----- The data
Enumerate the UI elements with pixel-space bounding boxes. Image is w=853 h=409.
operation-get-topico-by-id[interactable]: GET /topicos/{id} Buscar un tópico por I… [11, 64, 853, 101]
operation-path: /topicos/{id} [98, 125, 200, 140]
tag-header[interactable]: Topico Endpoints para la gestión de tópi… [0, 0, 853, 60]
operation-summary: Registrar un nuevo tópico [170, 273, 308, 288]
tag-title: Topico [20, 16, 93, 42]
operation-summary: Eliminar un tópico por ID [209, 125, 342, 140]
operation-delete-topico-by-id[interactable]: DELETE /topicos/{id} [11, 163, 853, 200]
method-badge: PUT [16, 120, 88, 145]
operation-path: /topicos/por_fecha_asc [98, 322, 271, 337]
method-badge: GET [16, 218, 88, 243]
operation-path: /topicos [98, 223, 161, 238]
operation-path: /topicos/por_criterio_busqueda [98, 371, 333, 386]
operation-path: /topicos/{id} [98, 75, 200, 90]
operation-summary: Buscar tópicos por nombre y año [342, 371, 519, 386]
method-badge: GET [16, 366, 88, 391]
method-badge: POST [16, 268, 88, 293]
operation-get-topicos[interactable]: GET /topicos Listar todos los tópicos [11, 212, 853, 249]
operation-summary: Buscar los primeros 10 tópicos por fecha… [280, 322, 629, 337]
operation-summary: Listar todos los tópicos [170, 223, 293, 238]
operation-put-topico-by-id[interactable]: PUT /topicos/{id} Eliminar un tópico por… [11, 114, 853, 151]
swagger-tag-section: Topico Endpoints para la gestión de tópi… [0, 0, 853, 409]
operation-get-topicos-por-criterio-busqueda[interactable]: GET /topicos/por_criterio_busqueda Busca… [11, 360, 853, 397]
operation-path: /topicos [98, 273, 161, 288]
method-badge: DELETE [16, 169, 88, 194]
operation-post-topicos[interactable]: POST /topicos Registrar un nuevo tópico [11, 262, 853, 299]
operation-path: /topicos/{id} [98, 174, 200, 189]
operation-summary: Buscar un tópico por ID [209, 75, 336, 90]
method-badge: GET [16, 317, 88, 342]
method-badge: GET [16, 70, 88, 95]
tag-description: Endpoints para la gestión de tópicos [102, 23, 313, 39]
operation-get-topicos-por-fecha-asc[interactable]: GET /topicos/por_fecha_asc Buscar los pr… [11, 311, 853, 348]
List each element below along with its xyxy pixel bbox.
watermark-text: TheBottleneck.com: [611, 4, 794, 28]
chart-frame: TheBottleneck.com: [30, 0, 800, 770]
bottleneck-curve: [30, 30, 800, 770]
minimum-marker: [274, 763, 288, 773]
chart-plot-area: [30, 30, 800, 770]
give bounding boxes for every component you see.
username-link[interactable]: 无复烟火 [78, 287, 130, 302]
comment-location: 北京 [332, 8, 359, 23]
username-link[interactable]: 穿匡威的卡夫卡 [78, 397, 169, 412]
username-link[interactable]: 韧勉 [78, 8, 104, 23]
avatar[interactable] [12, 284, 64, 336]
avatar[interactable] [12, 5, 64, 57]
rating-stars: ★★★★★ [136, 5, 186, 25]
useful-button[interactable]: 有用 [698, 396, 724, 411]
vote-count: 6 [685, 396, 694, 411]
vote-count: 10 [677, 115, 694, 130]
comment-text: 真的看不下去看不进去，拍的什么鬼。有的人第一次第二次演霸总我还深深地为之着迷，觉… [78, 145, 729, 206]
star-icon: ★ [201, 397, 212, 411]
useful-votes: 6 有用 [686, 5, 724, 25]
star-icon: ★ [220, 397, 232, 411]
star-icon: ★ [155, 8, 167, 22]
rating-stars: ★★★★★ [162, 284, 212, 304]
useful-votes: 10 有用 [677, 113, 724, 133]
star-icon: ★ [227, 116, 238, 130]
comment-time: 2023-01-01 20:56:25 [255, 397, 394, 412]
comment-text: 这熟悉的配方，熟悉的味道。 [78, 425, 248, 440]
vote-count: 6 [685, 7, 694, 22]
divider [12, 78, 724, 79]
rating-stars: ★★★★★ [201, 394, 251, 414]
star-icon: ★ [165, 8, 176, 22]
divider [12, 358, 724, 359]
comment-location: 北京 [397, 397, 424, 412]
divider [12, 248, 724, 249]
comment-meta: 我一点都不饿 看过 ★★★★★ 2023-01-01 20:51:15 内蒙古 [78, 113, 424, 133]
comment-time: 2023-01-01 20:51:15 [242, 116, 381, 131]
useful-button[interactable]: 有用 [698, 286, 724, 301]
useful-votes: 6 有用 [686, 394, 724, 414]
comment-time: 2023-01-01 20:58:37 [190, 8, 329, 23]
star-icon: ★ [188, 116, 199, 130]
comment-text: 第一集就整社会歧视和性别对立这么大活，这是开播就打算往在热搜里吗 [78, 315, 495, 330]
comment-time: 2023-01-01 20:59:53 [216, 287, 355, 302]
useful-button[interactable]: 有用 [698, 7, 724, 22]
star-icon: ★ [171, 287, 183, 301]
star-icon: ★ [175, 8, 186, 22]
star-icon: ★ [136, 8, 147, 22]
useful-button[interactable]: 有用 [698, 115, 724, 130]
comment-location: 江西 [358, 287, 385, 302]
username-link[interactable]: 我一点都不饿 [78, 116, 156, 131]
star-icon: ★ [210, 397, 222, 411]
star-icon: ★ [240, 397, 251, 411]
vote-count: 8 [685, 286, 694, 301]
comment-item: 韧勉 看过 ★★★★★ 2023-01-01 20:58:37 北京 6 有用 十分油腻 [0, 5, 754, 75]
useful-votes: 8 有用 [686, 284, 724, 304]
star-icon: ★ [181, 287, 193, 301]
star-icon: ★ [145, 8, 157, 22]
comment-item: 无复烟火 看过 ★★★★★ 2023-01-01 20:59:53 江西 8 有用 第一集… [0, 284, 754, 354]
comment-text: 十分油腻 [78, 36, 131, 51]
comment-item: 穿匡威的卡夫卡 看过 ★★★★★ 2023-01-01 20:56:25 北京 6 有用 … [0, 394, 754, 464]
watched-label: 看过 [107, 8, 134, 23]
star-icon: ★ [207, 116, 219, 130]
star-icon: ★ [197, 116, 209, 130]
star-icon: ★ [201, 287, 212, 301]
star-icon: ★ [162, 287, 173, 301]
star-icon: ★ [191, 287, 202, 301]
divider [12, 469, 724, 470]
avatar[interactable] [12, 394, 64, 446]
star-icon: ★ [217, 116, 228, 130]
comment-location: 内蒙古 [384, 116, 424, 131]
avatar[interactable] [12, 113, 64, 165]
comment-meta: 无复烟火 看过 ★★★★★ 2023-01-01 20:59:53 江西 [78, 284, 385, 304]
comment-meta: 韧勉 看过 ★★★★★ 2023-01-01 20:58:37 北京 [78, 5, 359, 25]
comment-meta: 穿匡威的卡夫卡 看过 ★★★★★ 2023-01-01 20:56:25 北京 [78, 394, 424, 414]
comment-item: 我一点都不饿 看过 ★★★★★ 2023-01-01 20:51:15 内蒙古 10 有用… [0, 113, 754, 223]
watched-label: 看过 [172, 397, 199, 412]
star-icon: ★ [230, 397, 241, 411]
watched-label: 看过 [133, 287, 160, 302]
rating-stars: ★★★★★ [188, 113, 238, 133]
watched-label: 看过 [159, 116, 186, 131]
----------
→ Objective
Please give the rows above as a numbered list, starting at the first line and ending at the line that contains "method-badge: DELETE [16, 169, 88, 194]", with blank lines left out.

→ Result below
1. Enumerate the UI elements with pixel-space bounding boxes. Image is w=853 h=409.
2. operation-get-topico-by-id[interactable]: GET /topicos/{id} Buscar un tópico por I… [11, 64, 853, 101]
3. operation-path: /topicos/{id} [98, 125, 200, 140]
4. tag-header[interactable]: Topico Endpoints para la gestión de tópi… [0, 0, 853, 60]
5. operation-summary: Registrar un nuevo tópico [170, 273, 308, 288]
6. tag-title: Topico [20, 16, 93, 42]
7. operation-summary: Eliminar un tópico por ID [209, 125, 342, 140]
8. operation-delete-topico-by-id[interactable]: DELETE /topicos/{id} [11, 163, 853, 200]
9. method-badge: PUT [16, 120, 88, 145]
10. operation-path: /topicos/por_fecha_asc [98, 322, 271, 337]
11. method-badge: GET [16, 218, 88, 243]
12. operation-path: /topicos [98, 223, 161, 238]
13. operation-path: /topicos/por_criterio_busqueda [98, 371, 333, 386]
14. operation-path: /topicos/{id} [98, 75, 200, 90]
15. operation-summary: Buscar tópicos por nombre y año [342, 371, 519, 386]
16. method-badge: GET [16, 366, 88, 391]
17. method-badge: POST [16, 268, 88, 293]
18. operation-get-topicos[interactable]: GET /topicos Listar todos los tópicos [11, 212, 853, 249]
19. operation-summary: Buscar los primeros 10 tópicos por fecha… [280, 322, 629, 337]
20. operation-summary: Listar todos los tópicos [170, 223, 293, 238]
21. operation-put-topico-by-id[interactable]: PUT /topicos/{id} Eliminar un tópico por… [11, 114, 853, 151]
22. swagger-tag-section: Topico Endpoints para la gestión de tópi… [0, 0, 853, 409]
23. operation-get-topicos-por-criterio-busqueda[interactable]: GET /topicos/por_criterio_busqueda Busca… [11, 360, 853, 397]
24. operation-path: /topicos [98, 273, 161, 288]
25. method-badge: DELETE [16, 169, 88, 194]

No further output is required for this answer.